WHAT YOU HAVE TO DO: In the listing below, identify each line with the word "address" and return those lines.

---------- DATA FOR PROCESSING ----------

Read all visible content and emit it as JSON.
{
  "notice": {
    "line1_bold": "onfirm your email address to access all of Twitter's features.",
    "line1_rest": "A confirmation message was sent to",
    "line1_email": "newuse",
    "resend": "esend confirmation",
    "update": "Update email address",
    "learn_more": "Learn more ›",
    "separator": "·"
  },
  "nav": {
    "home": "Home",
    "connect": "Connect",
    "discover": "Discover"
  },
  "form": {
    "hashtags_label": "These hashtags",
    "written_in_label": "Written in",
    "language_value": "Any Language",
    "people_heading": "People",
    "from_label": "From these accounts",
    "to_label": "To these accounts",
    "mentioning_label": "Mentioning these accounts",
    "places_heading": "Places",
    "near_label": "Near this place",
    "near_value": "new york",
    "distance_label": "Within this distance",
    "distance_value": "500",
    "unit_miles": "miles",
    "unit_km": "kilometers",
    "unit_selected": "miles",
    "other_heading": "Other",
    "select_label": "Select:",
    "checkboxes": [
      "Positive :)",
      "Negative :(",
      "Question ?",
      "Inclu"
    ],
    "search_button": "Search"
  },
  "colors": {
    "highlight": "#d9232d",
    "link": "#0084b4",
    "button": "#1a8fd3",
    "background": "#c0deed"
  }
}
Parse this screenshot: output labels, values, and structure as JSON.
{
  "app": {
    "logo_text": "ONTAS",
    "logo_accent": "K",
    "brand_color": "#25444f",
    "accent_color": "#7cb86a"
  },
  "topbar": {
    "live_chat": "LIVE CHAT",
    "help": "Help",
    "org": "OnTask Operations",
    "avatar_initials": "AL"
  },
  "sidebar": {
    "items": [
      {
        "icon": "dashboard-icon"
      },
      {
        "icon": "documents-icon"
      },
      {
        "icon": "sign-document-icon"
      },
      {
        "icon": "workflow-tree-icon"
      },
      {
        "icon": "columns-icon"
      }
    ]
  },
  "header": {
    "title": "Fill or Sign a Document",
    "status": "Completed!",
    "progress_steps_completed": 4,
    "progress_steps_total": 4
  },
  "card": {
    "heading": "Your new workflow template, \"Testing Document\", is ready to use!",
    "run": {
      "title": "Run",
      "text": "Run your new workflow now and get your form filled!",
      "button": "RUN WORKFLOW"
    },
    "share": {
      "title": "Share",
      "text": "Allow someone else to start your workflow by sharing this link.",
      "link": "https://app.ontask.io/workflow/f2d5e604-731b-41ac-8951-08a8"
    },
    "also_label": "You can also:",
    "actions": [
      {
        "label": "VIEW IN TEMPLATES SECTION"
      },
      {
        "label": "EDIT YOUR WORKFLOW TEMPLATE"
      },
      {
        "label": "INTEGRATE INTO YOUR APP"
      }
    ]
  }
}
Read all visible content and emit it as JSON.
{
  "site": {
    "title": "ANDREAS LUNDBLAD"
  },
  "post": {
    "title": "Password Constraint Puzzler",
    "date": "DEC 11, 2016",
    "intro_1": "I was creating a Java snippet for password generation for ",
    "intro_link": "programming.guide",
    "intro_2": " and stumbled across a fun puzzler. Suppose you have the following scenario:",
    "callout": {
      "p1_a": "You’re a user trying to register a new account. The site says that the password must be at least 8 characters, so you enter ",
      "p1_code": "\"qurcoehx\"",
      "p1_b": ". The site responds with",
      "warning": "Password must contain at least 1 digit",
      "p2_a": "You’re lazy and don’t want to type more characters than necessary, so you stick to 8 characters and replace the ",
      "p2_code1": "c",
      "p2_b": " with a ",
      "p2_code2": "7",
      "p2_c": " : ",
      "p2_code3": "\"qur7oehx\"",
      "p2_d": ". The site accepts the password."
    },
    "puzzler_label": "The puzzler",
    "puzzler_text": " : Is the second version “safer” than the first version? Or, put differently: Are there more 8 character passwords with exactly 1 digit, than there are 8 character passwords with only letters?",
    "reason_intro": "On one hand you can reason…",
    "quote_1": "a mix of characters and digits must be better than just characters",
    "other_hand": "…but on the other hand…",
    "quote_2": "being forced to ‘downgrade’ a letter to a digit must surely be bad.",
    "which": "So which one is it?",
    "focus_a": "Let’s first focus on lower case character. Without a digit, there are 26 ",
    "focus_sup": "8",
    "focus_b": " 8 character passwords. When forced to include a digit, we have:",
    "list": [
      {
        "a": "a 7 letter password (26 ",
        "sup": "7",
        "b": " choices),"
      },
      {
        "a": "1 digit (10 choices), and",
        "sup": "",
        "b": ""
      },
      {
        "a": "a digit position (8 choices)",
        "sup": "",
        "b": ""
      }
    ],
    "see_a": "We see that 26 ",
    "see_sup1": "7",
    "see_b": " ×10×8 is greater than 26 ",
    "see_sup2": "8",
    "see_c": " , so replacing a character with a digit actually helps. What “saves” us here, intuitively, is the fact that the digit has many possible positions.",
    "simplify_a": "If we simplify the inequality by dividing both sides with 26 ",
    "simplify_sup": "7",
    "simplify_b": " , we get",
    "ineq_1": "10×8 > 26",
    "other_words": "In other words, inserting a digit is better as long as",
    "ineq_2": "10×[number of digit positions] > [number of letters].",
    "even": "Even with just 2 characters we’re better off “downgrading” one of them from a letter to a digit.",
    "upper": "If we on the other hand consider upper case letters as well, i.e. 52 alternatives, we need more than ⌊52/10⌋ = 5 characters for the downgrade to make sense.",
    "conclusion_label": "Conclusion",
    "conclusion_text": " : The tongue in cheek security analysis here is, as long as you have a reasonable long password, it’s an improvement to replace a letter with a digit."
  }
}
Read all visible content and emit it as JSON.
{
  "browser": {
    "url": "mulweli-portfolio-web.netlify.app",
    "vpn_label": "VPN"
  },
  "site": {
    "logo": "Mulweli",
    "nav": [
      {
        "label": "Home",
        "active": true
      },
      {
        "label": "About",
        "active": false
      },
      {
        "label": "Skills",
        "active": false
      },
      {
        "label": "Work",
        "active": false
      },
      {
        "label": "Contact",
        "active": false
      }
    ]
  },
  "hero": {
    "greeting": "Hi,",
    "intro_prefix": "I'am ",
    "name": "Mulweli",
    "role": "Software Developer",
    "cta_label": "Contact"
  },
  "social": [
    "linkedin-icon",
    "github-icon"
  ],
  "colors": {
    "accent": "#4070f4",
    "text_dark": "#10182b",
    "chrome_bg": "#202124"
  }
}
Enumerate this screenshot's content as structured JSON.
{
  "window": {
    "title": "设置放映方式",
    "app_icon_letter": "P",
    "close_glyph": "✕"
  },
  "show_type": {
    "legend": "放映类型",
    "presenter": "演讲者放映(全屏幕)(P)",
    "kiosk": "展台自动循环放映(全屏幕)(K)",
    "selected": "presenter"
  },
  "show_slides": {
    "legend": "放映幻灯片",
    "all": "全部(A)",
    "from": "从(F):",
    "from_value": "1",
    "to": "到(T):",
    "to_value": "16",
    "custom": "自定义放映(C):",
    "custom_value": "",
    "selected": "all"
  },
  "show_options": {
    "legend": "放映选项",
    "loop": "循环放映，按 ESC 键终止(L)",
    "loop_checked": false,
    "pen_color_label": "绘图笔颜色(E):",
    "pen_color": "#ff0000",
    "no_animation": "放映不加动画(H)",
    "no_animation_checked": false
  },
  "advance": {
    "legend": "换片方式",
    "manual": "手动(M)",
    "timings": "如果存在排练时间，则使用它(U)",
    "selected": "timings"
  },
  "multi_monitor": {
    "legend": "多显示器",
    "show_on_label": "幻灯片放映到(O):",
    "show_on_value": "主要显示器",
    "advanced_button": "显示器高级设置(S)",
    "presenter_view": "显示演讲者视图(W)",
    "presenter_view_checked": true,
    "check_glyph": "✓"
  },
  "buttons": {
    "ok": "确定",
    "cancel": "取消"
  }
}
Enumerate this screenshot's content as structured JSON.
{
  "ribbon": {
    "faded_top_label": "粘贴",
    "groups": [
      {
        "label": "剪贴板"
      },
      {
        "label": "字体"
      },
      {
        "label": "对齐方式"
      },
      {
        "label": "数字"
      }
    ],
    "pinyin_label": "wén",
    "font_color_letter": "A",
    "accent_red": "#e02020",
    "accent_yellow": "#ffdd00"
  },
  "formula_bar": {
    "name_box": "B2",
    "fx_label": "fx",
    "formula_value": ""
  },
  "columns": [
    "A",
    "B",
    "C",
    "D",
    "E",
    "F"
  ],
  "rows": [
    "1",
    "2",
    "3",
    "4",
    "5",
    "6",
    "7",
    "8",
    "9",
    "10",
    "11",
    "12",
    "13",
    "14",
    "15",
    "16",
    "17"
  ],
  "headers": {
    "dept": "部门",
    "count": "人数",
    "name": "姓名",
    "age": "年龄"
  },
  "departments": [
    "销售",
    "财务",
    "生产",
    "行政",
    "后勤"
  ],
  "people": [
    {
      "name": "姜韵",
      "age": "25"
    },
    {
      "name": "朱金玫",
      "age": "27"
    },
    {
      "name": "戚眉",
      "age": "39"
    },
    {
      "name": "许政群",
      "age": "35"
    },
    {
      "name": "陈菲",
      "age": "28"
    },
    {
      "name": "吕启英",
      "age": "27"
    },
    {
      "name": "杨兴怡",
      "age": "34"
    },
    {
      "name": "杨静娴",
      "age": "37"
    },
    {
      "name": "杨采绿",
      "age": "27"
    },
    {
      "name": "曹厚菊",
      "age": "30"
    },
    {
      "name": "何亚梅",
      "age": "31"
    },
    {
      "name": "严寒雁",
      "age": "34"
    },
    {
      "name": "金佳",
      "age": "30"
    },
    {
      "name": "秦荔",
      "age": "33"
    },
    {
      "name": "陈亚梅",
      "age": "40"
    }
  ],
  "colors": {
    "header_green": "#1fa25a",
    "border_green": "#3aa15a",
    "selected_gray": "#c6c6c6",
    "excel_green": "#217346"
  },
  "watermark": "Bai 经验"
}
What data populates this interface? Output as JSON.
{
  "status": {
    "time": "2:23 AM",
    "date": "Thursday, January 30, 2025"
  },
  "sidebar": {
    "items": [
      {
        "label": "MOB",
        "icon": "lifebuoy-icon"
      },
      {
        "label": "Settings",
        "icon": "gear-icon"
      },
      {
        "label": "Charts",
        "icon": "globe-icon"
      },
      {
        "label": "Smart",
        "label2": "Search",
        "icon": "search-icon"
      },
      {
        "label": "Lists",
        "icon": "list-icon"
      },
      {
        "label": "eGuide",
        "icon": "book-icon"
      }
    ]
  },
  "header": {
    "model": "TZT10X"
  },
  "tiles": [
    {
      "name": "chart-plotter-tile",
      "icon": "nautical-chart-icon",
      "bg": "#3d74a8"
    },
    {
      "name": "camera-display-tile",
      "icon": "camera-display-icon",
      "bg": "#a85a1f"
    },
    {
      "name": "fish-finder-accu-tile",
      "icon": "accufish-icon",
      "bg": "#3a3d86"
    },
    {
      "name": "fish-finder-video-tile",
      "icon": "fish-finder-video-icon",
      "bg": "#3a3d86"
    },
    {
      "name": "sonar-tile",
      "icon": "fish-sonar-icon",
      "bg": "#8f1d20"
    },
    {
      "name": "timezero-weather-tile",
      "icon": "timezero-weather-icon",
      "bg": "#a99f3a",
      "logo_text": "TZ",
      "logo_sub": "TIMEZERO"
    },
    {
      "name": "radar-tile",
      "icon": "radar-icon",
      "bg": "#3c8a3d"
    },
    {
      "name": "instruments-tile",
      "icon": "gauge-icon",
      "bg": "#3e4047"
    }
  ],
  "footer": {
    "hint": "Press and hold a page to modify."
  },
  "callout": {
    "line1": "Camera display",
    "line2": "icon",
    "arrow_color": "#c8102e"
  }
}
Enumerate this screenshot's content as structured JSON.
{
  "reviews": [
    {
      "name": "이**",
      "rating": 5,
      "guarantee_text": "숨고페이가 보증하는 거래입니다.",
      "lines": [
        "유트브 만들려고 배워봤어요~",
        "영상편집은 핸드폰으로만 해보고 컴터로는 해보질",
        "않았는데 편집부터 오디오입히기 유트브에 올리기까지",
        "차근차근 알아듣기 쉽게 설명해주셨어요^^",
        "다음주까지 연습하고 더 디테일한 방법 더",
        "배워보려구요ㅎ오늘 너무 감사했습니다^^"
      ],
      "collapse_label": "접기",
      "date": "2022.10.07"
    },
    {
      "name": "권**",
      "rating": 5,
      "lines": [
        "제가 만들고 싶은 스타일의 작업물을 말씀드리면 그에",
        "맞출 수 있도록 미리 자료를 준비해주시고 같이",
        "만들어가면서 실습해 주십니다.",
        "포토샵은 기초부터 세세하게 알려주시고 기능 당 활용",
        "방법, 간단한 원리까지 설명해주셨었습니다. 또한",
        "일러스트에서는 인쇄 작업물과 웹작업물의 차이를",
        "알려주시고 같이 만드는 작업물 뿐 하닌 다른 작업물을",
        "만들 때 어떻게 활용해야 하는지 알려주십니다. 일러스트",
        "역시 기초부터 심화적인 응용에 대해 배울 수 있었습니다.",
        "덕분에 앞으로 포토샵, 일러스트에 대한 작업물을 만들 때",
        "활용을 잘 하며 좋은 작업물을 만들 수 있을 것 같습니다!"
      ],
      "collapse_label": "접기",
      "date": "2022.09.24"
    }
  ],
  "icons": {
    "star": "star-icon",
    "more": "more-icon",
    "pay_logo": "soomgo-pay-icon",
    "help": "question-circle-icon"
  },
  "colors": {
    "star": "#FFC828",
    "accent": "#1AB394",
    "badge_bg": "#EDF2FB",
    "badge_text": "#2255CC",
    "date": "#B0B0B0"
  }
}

----------

TASK SOLUTION:
    "line1_bold": "onfirm your email address to access all of Twitter's features.",
    "update": "Update email address",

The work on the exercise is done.